• _Task to carry out_: Write out the material exactly, without any of its pictures.

(Saved data entries)
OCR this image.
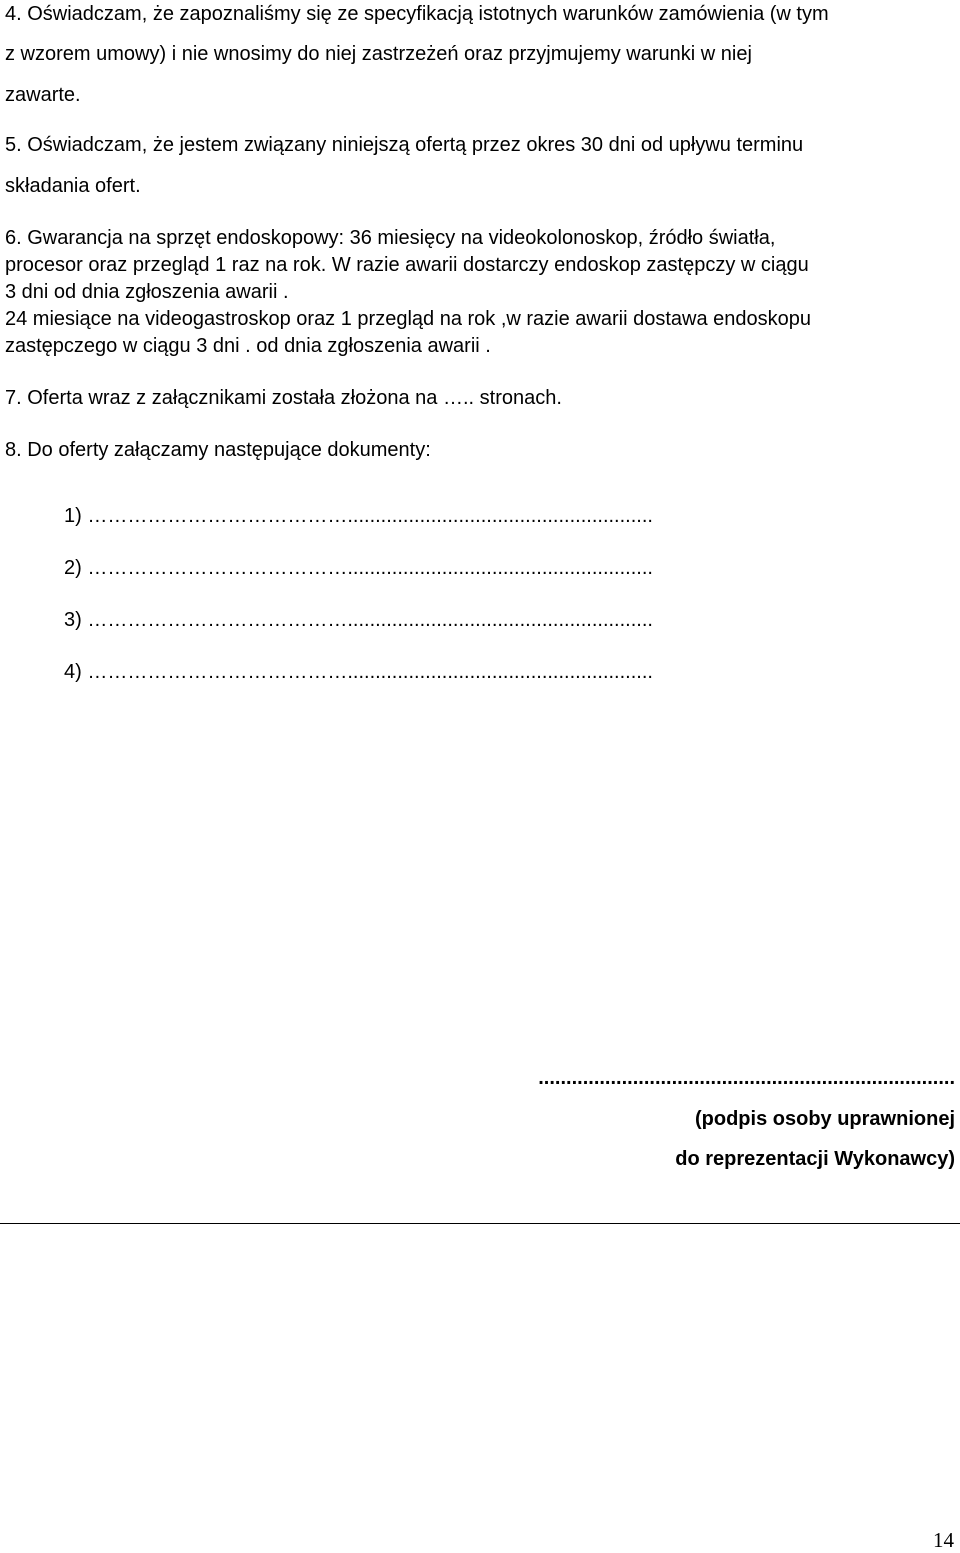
4. Oświadczam, że zapoznaliśmy się ze specyfikacją istotnych warunków zamówienia (w tym

z wzorem umowy) i nie wnosimy do niej zastrzeżeń oraz przyjmujemy warunki w niej

zawarte.

5. Oświadczam, że jestem związany niniejszą ofertą przez okres 30 dni od upływu terminu

składania ofert.

6. Gwarancja na sprzęt endoskopowy: 36 miesięcy na videokolonoskop, źródło światła,

procesor oraz przegląd 1 raz na rok. W razie awarii dostarczy endoskop zastępczy w ciągu

3 dni od dnia zgłoszenia awarii .

24 miesiące na videogastroskop oraz 1 przegląd na rok ,w razie awarii dostawa endoskopu

zastępczego w ciągu 3 dni . od dnia zgłoszenia awarii .

7. Oferta wraz z załącznikami została złożona na ….. stronach.

8. Do oferty załączamy następujące dokumenty:

1) ………………………………….......................................................
2) ………………………………….......................................................
3) ………………………………….......................................................
4) ………………………………….......................................................
...........................................................................
(podpis osoby uprawnionej
do reprezentacji Wykonawcy)
14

• _Reply_:
OCR this image.
4. Oświadczam, że zapoznaliśmy się ze specyfikacją istotnych warunków zamówienia (w tym

z wzorem umowy) i nie wnosimy do niej zastrzeżeń oraz przyjmujemy warunki w niej

zawarte.

5. Oświadczam, że jestem związany niniejszą ofertą przez okres 30 dni od upływu terminu

składania ofert.

6. Gwarancja na sprzęt endoskopowy: 36 miesięcy na videokolonoskop, źródło światła,

procesor oraz przegląd 1 raz na rok. W razie awarii dostarczy endoskop zastępczy w ciągu

3 dni od dnia zgłoszenia awarii .

24 miesiące na videogastroskop oraz 1 przegląd na rok ,w razie awarii dostawa endoskopu

zastępczego w ciągu 3 dni . od dnia zgłoszenia awarii .

7. Oferta wraz z załącznikami została złożona na ….. stronach.

8. Do oferty załączamy następujące dokumenty:

1) ………………………………….......................................................
2) ………………………………….......................................................
3) ………………………………….......................................................
4) ………………………………….......................................................
...........................................................................
(podpis osoby uprawnionej
do reprezentacji Wykonawcy)
14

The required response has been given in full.